## Start Data for this exercise
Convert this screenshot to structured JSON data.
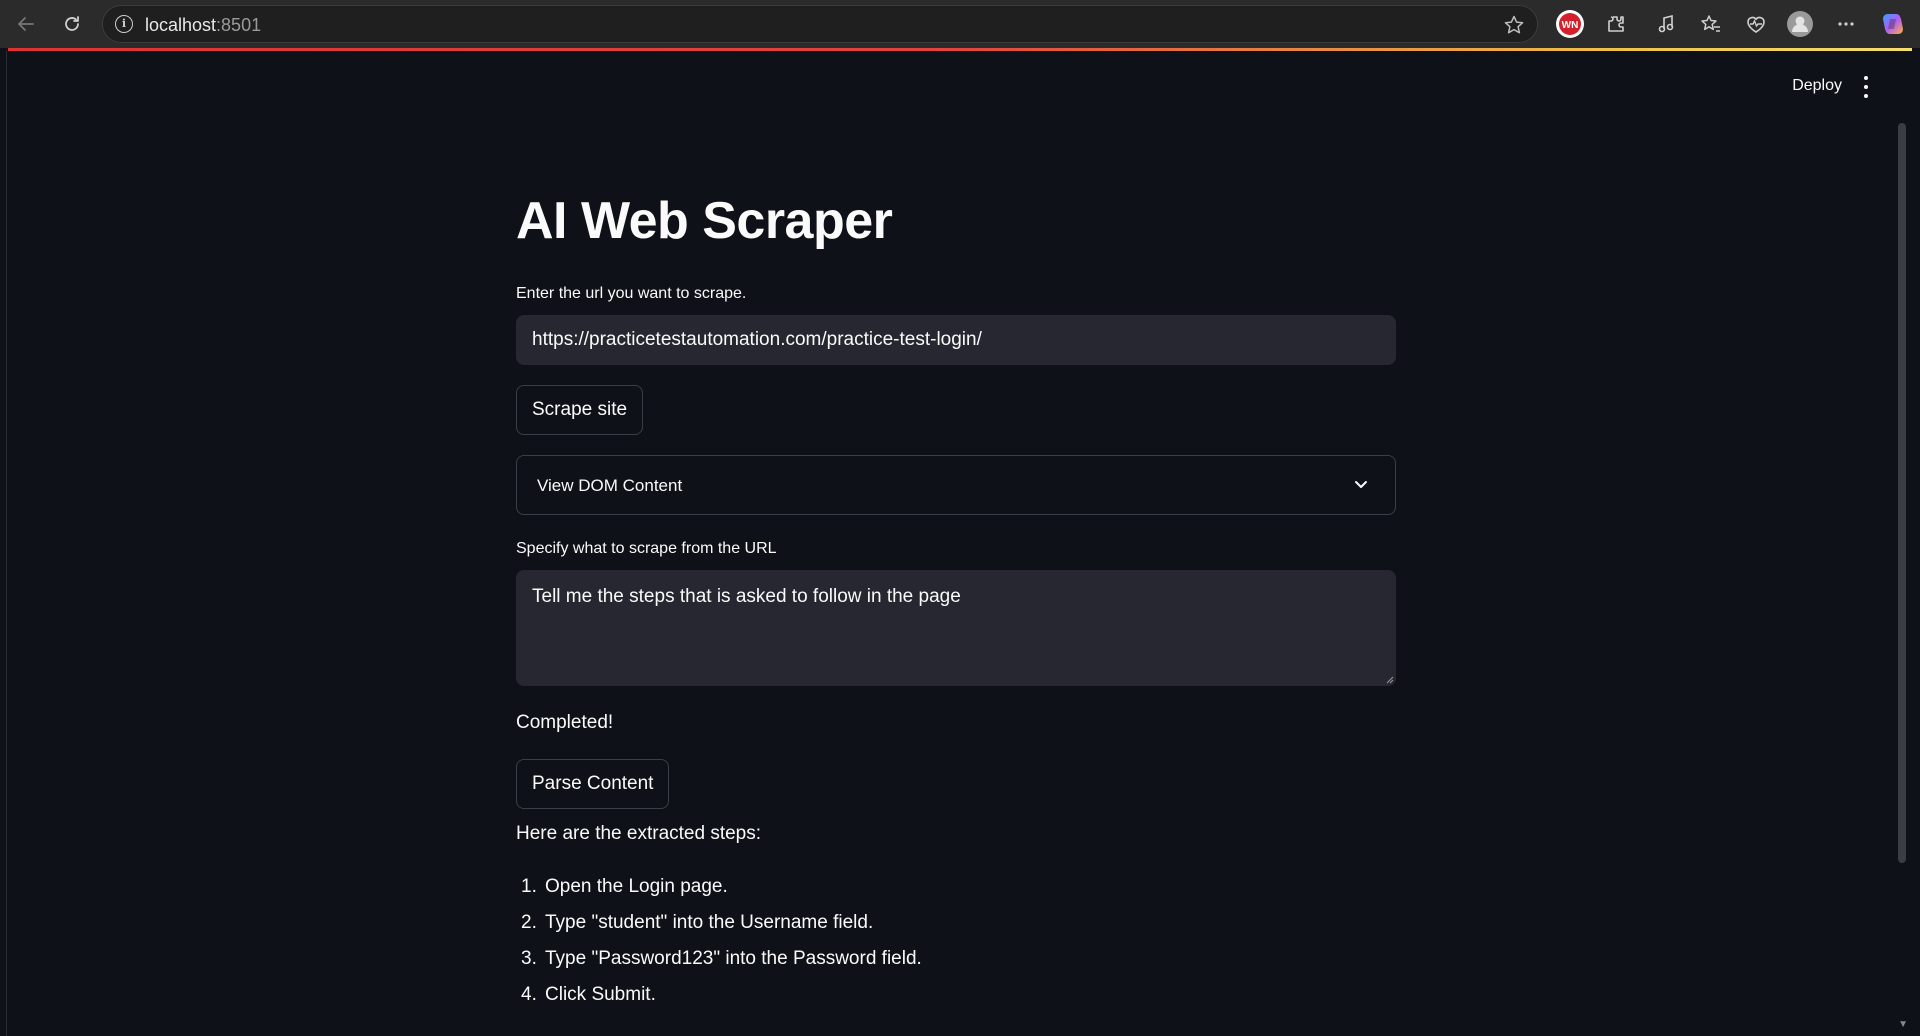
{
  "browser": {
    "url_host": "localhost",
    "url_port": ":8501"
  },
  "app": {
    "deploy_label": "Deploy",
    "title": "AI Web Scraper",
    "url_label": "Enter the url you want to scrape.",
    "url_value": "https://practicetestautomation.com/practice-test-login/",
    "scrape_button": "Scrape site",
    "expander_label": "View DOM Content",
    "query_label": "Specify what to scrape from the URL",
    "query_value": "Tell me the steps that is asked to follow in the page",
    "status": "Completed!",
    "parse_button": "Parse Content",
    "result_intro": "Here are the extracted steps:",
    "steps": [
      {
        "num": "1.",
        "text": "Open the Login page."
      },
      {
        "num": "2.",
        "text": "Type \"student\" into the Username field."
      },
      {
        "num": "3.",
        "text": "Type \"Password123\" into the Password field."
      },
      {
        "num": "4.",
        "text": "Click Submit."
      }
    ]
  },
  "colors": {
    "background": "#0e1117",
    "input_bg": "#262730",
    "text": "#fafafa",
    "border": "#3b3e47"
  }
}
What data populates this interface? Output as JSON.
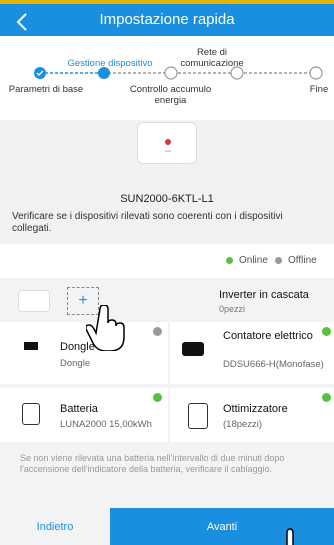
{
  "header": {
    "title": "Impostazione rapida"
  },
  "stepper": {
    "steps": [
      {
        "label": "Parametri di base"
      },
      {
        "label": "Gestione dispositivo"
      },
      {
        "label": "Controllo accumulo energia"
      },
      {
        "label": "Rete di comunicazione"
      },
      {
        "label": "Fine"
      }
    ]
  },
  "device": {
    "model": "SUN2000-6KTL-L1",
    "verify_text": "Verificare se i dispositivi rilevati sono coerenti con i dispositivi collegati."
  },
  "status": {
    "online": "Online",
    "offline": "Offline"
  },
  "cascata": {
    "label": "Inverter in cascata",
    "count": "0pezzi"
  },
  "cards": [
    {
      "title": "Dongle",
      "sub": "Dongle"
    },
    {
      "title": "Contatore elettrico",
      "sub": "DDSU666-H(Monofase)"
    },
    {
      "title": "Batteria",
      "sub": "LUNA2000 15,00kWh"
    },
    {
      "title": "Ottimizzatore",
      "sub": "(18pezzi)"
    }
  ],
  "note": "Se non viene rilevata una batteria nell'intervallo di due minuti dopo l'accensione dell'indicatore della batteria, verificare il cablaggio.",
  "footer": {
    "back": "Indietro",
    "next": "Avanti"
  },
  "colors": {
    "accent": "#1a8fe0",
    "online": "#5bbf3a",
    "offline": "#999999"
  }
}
## End Data for this exercise
Requirement: Print all entries exactly. The images do not belong in the copy.

Solution to the problem:
Convert this screenshot to structured JSON data.
{
  "browser": {
    "url_host": "localhost",
    "url_port": ":8501"
  },
  "app": {
    "deploy_label": "Deploy",
    "title": "AI Web Scraper",
    "url_label": "Enter the url you want to scrape.",
    "url_value": "https://practicetestautomation.com/practice-test-login/",
    "scrape_button": "Scrape site",
    "expander_label": "View DOM Content",
    "query_label": "Specify what to scrape from the URL",
    "query_value": "Tell me the steps that is asked to follow in the page",
    "status": "Completed!",
    "parse_button": "Parse Content",
    "result_intro": "Here are the extracted steps:",
    "steps": [
      {
        "num": "1.",
        "text": "Open the Login page."
      },
      {
        "num": "2.",
        "text": "Type \"student\" into the Username field."
      },
      {
        "num": "3.",
        "text": "Type \"Password123\" into the Password field."
      },
      {
        "num": "4.",
        "text": "Click Submit."
      }
    ]
  },
  "colors": {
    "background": "#0e1117",
    "input_bg": "#262730",
    "text": "#fafafa",
    "border": "#3b3e47"
  }
}
What data populates this interface? Output as JSON.
{
  "header": {
    "title": "Impostazione rapida"
  },
  "stepper": {
    "steps": [
      {
        "label": "Parametri di base"
      },
      {
        "label": "Gestione dispositivo"
      },
      {
        "label": "Controllo accumulo energia"
      },
      {
        "label": "Rete di comunicazione"
      },
      {
        "label": "Fine"
      }
    ]
  },
  "device": {
    "model": "SUN2000-6KTL-L1",
    "verify_text": "Verificare se i dispositivi rilevati sono coerenti con i dispositivi collegati."
  },
  "status": {
    "online": "Online",
    "offline": "Offline"
  },
  "cascata": {
    "label": "Inverter in cascata",
    "count": "0pezzi"
  },
  "cards": [
    {
      "title": "Dongle",
      "sub": "Dongle"
    },
    {
      "title": "Contatore elettrico",
      "sub": "DDSU666-H(Monofase)"
    },
    {
      "title": "Batteria",
      "sub": "LUNA2000 15,00kWh"
    },
    {
      "title": "Ottimizzatore",
      "sub": "(18pezzi)"
    }
  ],
  "note": "Se non viene rilevata una batteria nell'intervallo di due minuti dopo l'accensione dell'indicatore della batteria, verificare il cablaggio.",
  "footer": {
    "back": "Indietro",
    "next": "Avanti"
  },
  "colors": {
    "accent": "#1a8fe0",
    "online": "#5bbf3a",
    "offline": "#999999"
  }
}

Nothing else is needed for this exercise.